EXERCISE GOAL: Copy all records verbatim.

>> begin DATA PROVIDED

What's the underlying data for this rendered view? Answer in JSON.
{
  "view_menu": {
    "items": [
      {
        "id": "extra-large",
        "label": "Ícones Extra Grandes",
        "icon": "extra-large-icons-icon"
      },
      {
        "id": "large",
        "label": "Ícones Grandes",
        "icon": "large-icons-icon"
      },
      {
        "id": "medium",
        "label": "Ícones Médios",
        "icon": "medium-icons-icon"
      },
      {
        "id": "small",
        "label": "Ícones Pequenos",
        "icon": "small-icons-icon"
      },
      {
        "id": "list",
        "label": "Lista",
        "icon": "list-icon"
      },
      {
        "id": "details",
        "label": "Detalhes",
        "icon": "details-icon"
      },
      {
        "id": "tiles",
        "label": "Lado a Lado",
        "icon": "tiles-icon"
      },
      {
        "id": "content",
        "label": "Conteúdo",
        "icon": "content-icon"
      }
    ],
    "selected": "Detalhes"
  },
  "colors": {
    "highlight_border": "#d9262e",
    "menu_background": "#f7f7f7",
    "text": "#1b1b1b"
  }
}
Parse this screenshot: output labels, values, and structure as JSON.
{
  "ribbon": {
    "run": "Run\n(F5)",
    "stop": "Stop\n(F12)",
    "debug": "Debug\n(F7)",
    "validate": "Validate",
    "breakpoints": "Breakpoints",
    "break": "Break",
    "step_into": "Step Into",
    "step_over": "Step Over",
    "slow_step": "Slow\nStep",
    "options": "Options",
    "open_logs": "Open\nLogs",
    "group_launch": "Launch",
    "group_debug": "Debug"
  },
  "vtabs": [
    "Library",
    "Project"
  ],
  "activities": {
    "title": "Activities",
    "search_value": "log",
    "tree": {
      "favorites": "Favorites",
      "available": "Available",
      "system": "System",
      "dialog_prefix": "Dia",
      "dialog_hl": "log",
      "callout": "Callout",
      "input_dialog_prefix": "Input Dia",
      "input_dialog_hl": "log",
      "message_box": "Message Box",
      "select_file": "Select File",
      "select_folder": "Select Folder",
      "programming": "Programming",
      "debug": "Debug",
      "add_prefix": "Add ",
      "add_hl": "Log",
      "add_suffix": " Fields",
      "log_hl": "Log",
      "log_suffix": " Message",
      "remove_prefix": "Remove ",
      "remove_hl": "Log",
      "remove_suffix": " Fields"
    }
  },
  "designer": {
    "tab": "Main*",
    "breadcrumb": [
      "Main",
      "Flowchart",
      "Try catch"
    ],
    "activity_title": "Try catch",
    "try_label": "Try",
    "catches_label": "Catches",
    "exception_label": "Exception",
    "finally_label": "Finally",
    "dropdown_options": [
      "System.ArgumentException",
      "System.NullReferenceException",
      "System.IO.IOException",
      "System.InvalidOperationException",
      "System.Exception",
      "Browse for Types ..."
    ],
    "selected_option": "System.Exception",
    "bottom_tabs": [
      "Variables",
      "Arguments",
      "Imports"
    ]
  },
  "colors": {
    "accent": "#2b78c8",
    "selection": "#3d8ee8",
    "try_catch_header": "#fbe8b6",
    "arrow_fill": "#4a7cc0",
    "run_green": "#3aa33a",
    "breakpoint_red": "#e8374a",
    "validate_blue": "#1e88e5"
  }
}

>> end DATA PROVIDED

FINISHED ANSWER:
What's the underlying data for this rendered view? Answer in JSON.
{
  "view_menu": {
    "items": [
      {
        "id": "extra-large",
        "label": "Ícones Extra Grandes",
        "icon": "extra-large-icons-icon"
      },
      {
        "id": "large",
        "label": "Ícones Grandes",
        "icon": "large-icons-icon"
      },
      {
        "id": "medium",
        "label": "Ícones Médios",
        "icon": "medium-icons-icon"
      },
      {
        "id": "small",
        "label": "Ícones Pequenos",
        "icon": "small-icons-icon"
      },
      {
        "id": "list",
        "label": "Lista",
        "icon": "list-icon"
      },
      {
        "id": "details",
        "label": "Detalhes",
        "icon": "details-icon"
      },
      {
        "id": "tiles",
        "label": "Lado a Lado",
        "icon": "tiles-icon"
      },
      {
        "id": "content",
        "label": "Conteúdo",
        "icon": "content-icon"
      }
    ],
    "selected": "Detalhes"
  },
  "colors": {
    "highlight_border": "#d9262e",
    "menu_background": "#f7f7f7",
    "text": "#1b1b1b"
  }
}
Parse this screenshot: output labels, values, and structure as JSON.
{
  "ribbon": {
    "run": "Run\n(F5)",
    "stop": "Stop\n(F12)",
    "debug": "Debug\n(F7)",
    "validate": "Validate",
    "breakpoints": "Breakpoints",
    "break": "Break",
    "step_into": "Step Into",
    "step_over": "Step Over",
    "slow_step": "Slow\nStep",
    "options": "Options",
    "open_logs": "Open\nLogs",
    "group_launch": "Launch",
    "group_debug": "Debug"
  },
  "vtabs": [
    "Library",
    "Project"
  ],
  "activities": {
    "title": "Activities",
    "search_value": "log",
    "tree": {
      "favorites": "Favorites",
      "available": "Available",
      "system": "System",
      "dialog_prefix": "Dia",
      "dialog_hl": "log",
      "callout": "Callout",
      "input_dialog_prefix": "Input Dia",
      "input_dialog_hl": "log",
      "message_box": "Message Box",
      "select_file": "Select File",
      "select_folder": "Select Folder",
      "programming": "Programming",
      "debug": "Debug",
      "add_prefix": "Add ",
      "add_hl": "Log",
      "add_suffix": " Fields",
      "log_hl": "Log",
      "log_suffix": " Message",
      "remove_prefix": "Remove ",
      "remove_hl": "Log",
      "remove_suffix": " Fields"
    }
  },
  "designer": {
    "tab": "Main*",
    "breadcrumb": [
      "Main",
      "Flowchart",
      "Try catch"
    ],
    "activity_title": "Try catch",
    "try_label": "Try",
    "catches_label": "Catches",
    "exception_label": "Exception",
    "finally_label": "Finally",
    "dropdown_options": [
      "System.ArgumentException",
      "System.NullReferenceException",
      "System.IO.IOException",
      "System.InvalidOperationException",
      "System.Exception",
      "Browse for Types ..."
    ],
    "selected_option": "System.Exception",
    "bottom_tabs": [
      "Variables",
      "Arguments",
      "Imports"
    ]
  },
  "colors": {
    "accent": "#2b78c8",
    "selection": "#3d8ee8",
    "try_catch_header": "#fbe8b6",
    "arrow_fill": "#4a7cc0",
    "run_green": "#3aa33a",
    "breakpoint_red": "#e8374a",
    "validate_blue": "#1e88e5"
  }
}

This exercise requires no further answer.